Region boundary data
-.-.-
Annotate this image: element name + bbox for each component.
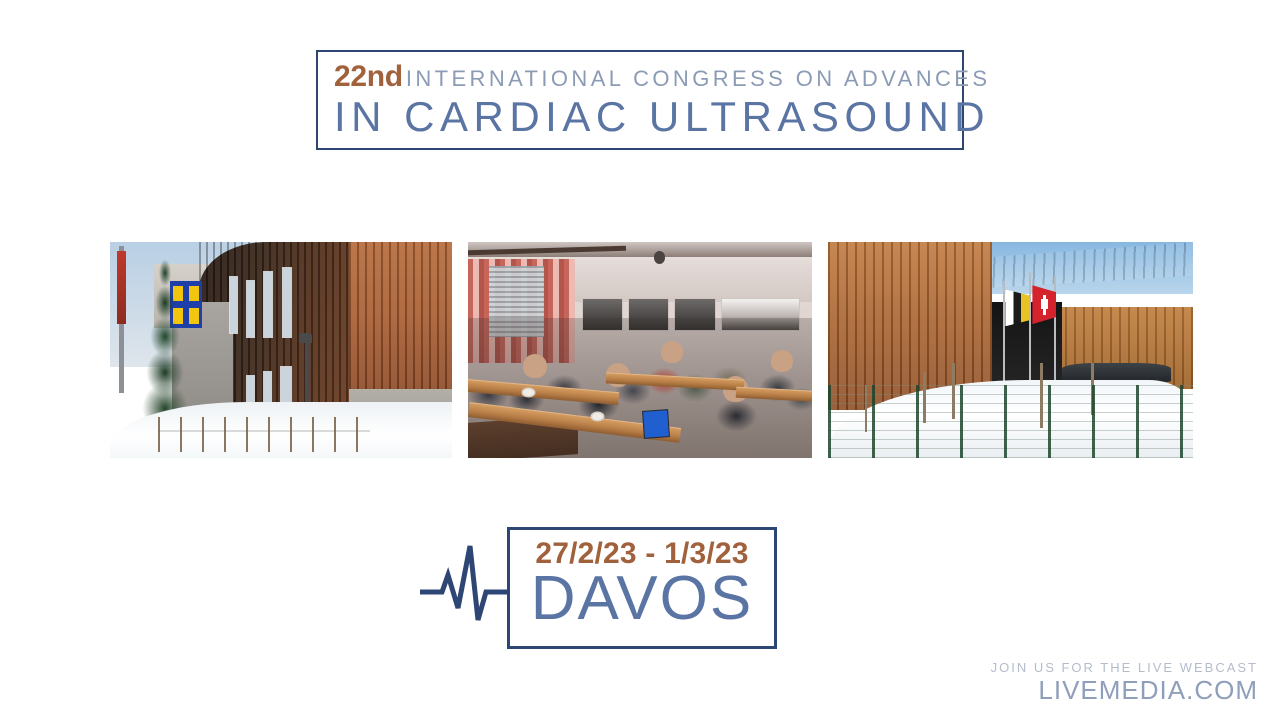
flag-pole bbox=[1029, 272, 1031, 397]
window-slot bbox=[283, 268, 291, 337]
title-first-line: 22nd INTERNATIONAL CONGRESS ON ADVANCES bbox=[334, 62, 990, 92]
edition-ordinal: 22nd bbox=[334, 62, 403, 92]
photo-2-artwork bbox=[468, 242, 812, 458]
attendee-head bbox=[523, 354, 547, 378]
event-city: DAVOS bbox=[510, 566, 774, 631]
window-slot bbox=[264, 272, 272, 337]
window-slot bbox=[247, 281, 255, 337]
metal-fence bbox=[828, 385, 1193, 458]
webcast-kicker: JOIN US FOR THE LIVE WEBCAST bbox=[991, 660, 1258, 676]
ceiling-speaker bbox=[654, 251, 666, 264]
photo-lecture-hall-audience bbox=[468, 242, 812, 458]
red-flag bbox=[117, 251, 126, 324]
congress-title-box: 22nd INTERNATIONAL CONGRESS ON ADVANCES … bbox=[316, 50, 964, 150]
coffee-cup bbox=[523, 389, 534, 396]
photo-congress-centre-exterior bbox=[110, 242, 452, 458]
photo-wooden-facade-flags bbox=[828, 242, 1193, 458]
photo-1-artwork bbox=[110, 242, 452, 458]
ecg-heartbeat-icon bbox=[418, 542, 518, 646]
webcast-domain[interactable]: LIVEMEDIA.COM bbox=[991, 676, 1258, 706]
wooden-fence bbox=[158, 417, 370, 452]
coffee-cup bbox=[592, 413, 603, 420]
title-second-line: IN CARDIAC ULTRASOUND bbox=[334, 95, 990, 139]
event-date-location-box: 27/2/23 - 1/3/23 DAVOS bbox=[507, 527, 777, 649]
attendee-head bbox=[771, 350, 793, 372]
upper-wall bbox=[575, 259, 812, 302]
photo-strip bbox=[110, 242, 1193, 458]
graubuenden-flag bbox=[1005, 290, 1029, 327]
title-subject-line: INTERNATIONAL CONGRESS ON ADVANCES bbox=[406, 68, 991, 90]
laptop-screen bbox=[642, 410, 670, 440]
window-slot bbox=[230, 277, 238, 333]
webcast-footer[interactable]: JOIN US FOR THE LIVE WEBCAST LIVEMEDIA.C… bbox=[991, 660, 1258, 706]
light-wood-facade bbox=[349, 242, 452, 393]
attendee-head bbox=[661, 341, 683, 363]
photo-3-artwork bbox=[828, 242, 1193, 458]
-.-.-
» What you should do:
Reproduce the lines of the listing verbatim, from the line containing "flag-pole bbox=[1029, 272, 1031, 397]" through the line containing "red-flag bbox=[117, 251, 126, 324]", with both of those lines included.

» Solution to this task:
flag-pole bbox=[1029, 272, 1031, 397]
window-slot bbox=[283, 268, 291, 337]
title-first-line: 22nd INTERNATIONAL CONGRESS ON ADVANCES bbox=[334, 62, 990, 92]
edition-ordinal: 22nd bbox=[334, 62, 403, 92]
photo-2-artwork bbox=[468, 242, 812, 458]
attendee-head bbox=[523, 354, 547, 378]
event-city: DAVOS bbox=[510, 566, 774, 631]
window-slot bbox=[264, 272, 272, 337]
window-slot bbox=[247, 281, 255, 337]
metal-fence bbox=[828, 385, 1193, 458]
webcast-kicker: JOIN US FOR THE LIVE WEBCAST bbox=[991, 660, 1258, 676]
ceiling-speaker bbox=[654, 251, 666, 264]
photo-lecture-hall-audience bbox=[468, 242, 812, 458]
red-flag bbox=[117, 251, 126, 324]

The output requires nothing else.